Задание 1 | Можете заменить «heart-icon» на «favorites-icon» во всех записях от самого начала вниз до строки с «cart-button[interactable]: 0 - GBP» включительно и привести эти строки, больше ничего в них не меняя?

Исходный текст |
________
В строго документальном, очерковом тексте «Острова Сахалина» появляется неожиданно ёмкий художественный образ. Пожалуй, единственный в огромном смысловом пространстве этой книги. Он проливает свет на некоторые проблемы, которые относятся, по-моему, не единственно к «Острову Сахалину», но к творчеству Чехова в целом, отчасти даже и к загадке его личности. Вот этот образ.
В 22-й главе, рассуждая о беглых каторжниках и причинах побегов с острова, Чехов пишет: «Как на одно из главных особенно важных преимуществ Сахалина известный комитет 1868 г. указывал на его островное положение. На острове, отделённом от материка бурным морем, казалось, не трудно было создать большую морскую тюрьму по плану: «кругом вода, а в середине беда», и осуществить римскую ссылку на остров, где о побеге можно было только мечтать. На деле же, с самого начала сахалинской практики, остров оказался как бы островом, quasi insula (мнимым островом)» (14—15, 342).
Дело не только и не столько в прямых бытовых объяснениях причин мнимой изоляционности Сахалина. Их Чехов приводит убедительное множество. Дело в попытке приближения к глубоко сокрытому духовному поиску писателя, позволяющему говорить о Сахалине и о том, что с ним связано, как о фантоме, именно «квази»-величине с точки зрения программы исправления человека. И в жизни государства. И в жизни человека-преступника. Что совсем необычно — в жизни человека, так сказать, нормального, непреступника.
________
Записи данных |
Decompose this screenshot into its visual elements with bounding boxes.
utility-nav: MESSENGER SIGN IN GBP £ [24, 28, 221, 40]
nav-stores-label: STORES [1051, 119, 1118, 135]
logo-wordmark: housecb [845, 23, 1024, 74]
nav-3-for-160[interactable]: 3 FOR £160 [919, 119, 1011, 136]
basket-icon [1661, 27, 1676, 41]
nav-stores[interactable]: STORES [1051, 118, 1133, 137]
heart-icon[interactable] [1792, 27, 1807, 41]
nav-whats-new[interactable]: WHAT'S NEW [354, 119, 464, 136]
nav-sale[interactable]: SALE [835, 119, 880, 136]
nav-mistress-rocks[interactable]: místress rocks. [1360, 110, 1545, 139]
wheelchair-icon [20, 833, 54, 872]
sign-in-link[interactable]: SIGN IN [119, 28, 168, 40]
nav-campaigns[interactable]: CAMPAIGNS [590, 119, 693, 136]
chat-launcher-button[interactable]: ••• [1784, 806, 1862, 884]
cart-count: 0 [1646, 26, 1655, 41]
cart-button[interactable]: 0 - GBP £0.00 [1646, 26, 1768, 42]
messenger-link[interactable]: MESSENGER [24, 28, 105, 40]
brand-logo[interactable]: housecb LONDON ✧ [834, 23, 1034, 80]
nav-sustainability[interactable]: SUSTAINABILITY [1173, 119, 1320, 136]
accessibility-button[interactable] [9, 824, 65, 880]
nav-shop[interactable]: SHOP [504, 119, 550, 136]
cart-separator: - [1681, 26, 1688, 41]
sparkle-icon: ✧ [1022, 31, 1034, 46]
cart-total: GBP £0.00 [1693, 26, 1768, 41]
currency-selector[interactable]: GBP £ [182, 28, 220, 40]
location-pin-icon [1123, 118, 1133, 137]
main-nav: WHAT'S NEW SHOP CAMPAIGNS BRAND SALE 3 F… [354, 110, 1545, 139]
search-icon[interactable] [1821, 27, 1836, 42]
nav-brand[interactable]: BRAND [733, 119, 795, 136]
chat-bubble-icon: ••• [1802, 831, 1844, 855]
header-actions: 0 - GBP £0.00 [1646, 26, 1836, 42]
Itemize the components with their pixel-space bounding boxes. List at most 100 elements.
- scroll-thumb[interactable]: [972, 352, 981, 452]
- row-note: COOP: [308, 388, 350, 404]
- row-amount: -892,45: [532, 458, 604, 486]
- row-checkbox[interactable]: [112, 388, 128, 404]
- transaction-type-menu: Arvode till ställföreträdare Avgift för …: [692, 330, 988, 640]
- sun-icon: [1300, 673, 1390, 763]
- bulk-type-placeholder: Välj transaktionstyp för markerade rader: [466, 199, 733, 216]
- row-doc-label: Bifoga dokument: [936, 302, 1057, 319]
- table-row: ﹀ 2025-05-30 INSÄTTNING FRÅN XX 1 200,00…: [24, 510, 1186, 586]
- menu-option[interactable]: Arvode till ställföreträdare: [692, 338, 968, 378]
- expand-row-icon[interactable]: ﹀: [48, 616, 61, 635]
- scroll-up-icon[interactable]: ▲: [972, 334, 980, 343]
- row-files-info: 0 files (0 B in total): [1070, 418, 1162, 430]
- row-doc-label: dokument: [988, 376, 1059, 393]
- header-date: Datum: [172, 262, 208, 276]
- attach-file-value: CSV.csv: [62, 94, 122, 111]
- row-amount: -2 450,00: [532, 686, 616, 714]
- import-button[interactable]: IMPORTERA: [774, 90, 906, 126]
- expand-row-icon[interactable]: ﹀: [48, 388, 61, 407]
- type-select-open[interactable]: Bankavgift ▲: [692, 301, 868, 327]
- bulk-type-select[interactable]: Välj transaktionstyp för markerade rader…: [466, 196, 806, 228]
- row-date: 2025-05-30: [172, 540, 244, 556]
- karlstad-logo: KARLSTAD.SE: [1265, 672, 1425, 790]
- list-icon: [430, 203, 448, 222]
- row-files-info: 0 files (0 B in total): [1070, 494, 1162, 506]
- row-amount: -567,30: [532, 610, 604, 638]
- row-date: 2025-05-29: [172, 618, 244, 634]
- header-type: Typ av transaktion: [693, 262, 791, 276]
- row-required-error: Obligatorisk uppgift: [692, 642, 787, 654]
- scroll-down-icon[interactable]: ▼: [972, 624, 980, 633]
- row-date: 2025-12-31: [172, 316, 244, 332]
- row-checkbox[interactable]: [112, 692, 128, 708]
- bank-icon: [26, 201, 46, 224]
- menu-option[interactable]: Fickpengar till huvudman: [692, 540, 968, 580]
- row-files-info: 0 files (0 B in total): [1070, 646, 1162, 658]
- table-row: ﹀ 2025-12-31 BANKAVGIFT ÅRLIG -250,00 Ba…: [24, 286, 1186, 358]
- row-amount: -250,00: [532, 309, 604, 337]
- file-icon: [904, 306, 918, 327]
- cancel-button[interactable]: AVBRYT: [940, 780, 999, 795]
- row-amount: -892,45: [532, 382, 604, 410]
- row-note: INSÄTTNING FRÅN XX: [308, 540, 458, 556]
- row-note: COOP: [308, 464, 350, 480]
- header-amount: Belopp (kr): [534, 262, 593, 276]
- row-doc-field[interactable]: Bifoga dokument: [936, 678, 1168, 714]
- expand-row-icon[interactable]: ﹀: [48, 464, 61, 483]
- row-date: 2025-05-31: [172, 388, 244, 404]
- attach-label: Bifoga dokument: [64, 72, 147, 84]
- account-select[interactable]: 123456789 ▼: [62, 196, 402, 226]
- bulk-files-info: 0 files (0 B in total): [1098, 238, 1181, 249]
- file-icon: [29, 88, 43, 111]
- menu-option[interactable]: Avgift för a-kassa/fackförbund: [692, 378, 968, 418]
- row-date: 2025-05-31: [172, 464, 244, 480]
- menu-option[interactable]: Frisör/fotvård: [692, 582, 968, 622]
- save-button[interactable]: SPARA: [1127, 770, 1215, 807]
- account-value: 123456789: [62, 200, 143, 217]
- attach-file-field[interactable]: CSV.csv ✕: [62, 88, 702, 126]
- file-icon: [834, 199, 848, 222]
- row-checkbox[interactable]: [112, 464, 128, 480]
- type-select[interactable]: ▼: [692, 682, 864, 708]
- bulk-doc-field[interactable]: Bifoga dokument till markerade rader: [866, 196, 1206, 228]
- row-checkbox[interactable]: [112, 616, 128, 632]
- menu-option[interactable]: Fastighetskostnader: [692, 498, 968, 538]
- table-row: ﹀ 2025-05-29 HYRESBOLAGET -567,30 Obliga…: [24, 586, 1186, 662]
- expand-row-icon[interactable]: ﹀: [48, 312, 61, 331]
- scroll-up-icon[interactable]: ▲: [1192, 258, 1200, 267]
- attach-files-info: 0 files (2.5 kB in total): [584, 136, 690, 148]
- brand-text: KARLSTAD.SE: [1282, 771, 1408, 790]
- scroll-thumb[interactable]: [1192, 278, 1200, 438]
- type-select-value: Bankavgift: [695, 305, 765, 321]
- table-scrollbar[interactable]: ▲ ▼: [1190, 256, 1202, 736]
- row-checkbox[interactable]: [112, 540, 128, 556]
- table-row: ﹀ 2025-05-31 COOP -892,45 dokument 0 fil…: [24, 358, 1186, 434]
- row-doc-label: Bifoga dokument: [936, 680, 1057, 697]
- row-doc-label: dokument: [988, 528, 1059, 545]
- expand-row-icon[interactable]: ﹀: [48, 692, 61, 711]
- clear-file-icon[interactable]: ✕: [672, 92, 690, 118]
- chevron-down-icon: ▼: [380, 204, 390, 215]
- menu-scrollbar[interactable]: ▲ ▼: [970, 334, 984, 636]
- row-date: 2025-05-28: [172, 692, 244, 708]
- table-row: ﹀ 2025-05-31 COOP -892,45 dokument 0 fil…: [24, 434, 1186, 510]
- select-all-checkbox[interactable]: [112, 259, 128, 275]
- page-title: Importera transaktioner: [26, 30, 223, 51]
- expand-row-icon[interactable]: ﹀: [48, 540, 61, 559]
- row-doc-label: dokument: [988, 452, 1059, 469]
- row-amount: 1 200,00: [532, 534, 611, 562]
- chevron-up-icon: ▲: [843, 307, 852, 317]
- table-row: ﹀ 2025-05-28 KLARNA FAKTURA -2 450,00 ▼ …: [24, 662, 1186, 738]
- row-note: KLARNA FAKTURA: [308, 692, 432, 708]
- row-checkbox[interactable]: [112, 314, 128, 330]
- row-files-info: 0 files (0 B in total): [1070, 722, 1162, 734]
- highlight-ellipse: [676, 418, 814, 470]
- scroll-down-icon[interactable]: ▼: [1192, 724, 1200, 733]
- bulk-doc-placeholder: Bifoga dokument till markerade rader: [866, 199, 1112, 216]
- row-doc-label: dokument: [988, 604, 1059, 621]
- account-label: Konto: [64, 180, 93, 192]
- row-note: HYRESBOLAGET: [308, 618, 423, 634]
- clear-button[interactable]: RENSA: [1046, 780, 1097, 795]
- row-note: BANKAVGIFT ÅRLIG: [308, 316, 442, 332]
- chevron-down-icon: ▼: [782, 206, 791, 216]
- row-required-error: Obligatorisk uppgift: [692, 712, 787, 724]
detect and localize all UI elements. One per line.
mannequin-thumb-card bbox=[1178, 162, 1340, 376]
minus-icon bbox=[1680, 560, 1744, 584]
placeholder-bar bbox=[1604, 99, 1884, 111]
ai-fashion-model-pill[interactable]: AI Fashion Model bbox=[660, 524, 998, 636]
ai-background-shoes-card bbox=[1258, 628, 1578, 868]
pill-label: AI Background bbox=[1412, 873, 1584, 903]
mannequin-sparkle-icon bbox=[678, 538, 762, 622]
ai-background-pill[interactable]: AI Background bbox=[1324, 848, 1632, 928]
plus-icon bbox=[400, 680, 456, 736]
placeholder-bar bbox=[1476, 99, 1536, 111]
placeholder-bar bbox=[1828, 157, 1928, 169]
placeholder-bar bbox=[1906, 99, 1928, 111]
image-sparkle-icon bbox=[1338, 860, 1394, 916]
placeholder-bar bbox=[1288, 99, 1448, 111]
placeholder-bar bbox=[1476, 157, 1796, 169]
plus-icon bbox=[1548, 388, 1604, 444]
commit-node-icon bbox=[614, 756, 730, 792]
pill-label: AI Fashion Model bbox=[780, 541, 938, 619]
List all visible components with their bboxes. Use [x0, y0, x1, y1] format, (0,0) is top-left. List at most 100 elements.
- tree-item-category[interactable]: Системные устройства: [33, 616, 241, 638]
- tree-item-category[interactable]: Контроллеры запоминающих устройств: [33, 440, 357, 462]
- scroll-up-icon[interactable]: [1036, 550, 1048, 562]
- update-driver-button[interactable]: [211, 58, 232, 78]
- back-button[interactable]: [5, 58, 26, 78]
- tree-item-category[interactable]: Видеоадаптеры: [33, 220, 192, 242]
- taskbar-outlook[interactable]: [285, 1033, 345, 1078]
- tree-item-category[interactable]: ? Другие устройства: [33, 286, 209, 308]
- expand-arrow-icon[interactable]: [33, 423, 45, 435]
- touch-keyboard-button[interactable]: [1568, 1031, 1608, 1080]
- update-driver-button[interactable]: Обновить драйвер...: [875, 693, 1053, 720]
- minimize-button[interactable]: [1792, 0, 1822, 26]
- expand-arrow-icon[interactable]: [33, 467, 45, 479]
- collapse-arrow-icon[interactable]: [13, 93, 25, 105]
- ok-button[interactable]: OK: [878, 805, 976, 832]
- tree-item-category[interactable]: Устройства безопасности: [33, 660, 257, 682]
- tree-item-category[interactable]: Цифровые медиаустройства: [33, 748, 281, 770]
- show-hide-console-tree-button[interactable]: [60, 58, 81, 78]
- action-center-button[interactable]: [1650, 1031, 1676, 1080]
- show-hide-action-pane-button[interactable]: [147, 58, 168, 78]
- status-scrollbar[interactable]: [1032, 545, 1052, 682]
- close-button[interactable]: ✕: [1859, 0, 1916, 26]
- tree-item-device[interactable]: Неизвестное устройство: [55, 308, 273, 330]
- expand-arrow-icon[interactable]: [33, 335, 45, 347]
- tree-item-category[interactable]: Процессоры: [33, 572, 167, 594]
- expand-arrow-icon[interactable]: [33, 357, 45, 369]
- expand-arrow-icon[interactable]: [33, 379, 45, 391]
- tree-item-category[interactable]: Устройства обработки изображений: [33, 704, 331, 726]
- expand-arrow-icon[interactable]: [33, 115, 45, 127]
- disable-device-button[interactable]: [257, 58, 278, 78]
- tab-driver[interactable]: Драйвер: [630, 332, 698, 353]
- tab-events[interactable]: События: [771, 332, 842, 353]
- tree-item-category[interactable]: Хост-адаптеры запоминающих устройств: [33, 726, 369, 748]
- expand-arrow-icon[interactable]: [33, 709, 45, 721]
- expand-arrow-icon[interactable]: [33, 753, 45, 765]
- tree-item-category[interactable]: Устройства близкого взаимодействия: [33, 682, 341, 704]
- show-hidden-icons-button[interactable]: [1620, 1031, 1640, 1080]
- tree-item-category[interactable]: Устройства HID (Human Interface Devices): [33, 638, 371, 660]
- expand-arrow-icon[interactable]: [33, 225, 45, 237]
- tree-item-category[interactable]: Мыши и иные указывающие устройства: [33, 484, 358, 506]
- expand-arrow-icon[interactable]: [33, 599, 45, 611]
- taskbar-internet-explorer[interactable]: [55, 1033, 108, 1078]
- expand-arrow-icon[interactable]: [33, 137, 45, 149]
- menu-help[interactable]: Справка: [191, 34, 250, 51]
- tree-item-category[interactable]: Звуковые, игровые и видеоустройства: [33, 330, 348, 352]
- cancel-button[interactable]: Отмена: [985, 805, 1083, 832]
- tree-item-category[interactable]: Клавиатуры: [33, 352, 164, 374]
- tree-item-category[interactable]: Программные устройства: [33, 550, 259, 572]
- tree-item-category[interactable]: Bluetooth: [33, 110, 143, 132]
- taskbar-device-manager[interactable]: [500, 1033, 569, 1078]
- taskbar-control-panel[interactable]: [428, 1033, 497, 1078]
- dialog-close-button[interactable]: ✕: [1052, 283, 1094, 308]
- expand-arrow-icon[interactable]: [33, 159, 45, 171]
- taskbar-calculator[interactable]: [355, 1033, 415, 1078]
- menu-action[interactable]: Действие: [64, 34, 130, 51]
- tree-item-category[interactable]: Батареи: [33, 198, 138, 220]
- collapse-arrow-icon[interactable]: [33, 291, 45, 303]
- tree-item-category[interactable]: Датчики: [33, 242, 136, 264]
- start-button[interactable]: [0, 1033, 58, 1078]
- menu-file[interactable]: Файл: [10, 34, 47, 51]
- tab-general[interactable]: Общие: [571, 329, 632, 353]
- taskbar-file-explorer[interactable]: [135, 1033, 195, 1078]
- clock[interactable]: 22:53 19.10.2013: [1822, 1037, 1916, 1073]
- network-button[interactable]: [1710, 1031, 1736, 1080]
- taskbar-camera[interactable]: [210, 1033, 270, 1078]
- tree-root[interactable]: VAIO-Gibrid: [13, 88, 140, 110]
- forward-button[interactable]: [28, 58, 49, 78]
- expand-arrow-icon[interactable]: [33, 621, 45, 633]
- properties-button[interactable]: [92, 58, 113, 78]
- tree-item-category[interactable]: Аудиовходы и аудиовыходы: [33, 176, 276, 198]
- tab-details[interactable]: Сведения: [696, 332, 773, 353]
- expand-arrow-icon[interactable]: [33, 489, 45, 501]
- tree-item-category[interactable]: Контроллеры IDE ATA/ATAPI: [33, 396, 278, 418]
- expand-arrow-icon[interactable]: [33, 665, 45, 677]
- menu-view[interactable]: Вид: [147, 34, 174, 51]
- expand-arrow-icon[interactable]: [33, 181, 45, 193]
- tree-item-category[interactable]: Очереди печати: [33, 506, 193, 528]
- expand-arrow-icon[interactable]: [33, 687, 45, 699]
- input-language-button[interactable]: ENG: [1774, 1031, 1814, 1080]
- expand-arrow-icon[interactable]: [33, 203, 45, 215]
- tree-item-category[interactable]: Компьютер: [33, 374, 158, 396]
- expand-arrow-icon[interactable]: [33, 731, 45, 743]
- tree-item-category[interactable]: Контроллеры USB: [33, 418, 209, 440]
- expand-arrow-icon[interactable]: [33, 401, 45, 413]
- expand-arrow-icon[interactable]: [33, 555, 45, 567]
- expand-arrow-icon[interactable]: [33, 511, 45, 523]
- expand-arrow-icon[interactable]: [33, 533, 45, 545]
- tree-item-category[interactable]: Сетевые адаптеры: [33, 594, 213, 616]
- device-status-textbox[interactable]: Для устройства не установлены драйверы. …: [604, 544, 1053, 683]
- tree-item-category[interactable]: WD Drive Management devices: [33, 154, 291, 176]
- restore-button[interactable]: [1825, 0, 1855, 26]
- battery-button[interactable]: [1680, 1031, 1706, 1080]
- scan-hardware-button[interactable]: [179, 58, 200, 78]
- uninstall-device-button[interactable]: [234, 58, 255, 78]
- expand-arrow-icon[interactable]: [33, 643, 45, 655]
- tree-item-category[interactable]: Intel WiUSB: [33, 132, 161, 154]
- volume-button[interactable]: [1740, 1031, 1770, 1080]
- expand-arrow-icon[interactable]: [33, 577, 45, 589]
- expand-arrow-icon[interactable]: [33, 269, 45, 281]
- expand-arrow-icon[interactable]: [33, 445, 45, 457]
________
Задание 2 | Можете переписать слово в слово весь текст об «Острове Сахалине»?

Полное решение 1 |
Decompose this screenshot into its visual elements with bounding boxes.
utility-nav: MESSENGER SIGN IN GBP £ [24, 28, 221, 40]
nav-stores-label: STORES [1051, 119, 1118, 135]
logo-wordmark: housecb [845, 23, 1024, 74]
nav-3-for-160[interactable]: 3 FOR £160 [919, 119, 1011, 136]
basket-icon [1661, 27, 1676, 41]
nav-stores[interactable]: STORES [1051, 118, 1133, 137]
favorites-icon[interactable] [1792, 27, 1807, 41]
nav-whats-new[interactable]: WHAT'S NEW [354, 119, 464, 136]
nav-sale[interactable]: SALE [835, 119, 880, 136]
nav-mistress-rocks[interactable]: místress rocks. [1360, 110, 1545, 139]
wheelchair-icon [20, 833, 54, 872]
sign-in-link[interactable]: SIGN IN [119, 28, 168, 40]
nav-campaigns[interactable]: CAMPAIGNS [590, 119, 693, 136]
chat-launcher-button[interactable]: ••• [1784, 806, 1862, 884]
cart-count: 0 [1646, 26, 1655, 41]
cart-button[interactable]: 0 - GBP £0.00 [1646, 26, 1768, 42]

Полное решение 2 |
В строго документальном, очерковом тексте «Острова Сахалина» появляется неожиданно ёмкий художественный образ. Пожалуй, единственный в огромном смысловом пространстве этой книги. Он проливает свет на некоторые проблемы, которые относятся, по-моему, не единственно к «Острову Сахалину», но к творчеству Чехова в целом, отчасти даже и к загадке его личности. Вот этот образ.
В 22-й главе, рассуждая о беглых каторжниках и причинах побегов с острова, Чехов пишет: «Как на одно из главных особенно важных преимуществ Сахалина известный комитет 1868 г. указывал на его островное положение. На острове, отделённом от материка бурным морем, казалось, не трудно было создать большую морскую тюрьму по плану: «кругом вода, а в середине беда», и осуществить римскую ссылку на остров, где о побеге можно было только мечтать. На деле же, с самого начала сахалинской практики, остров оказался как бы островом, quasi insula (мнимым островом)» (14—15, 342).
Дело не только и не столько в прямых бытовых объяснениях причин мнимой изоляционности Сахалина. Их Чехов приводит убедительное множество. Дело в попытке приближения к глубоко сокрытому духовному поиску писателя, позволяющему говорить о Сахалине и о том, что с ним связано, как о фантоме, именно «квази»-величине с точки зрения программы исправления человека. И в жизни государства. И в жизни человека-преступника. Что совсем необычно — в жизни человека, так сказать, нормального, непреступника.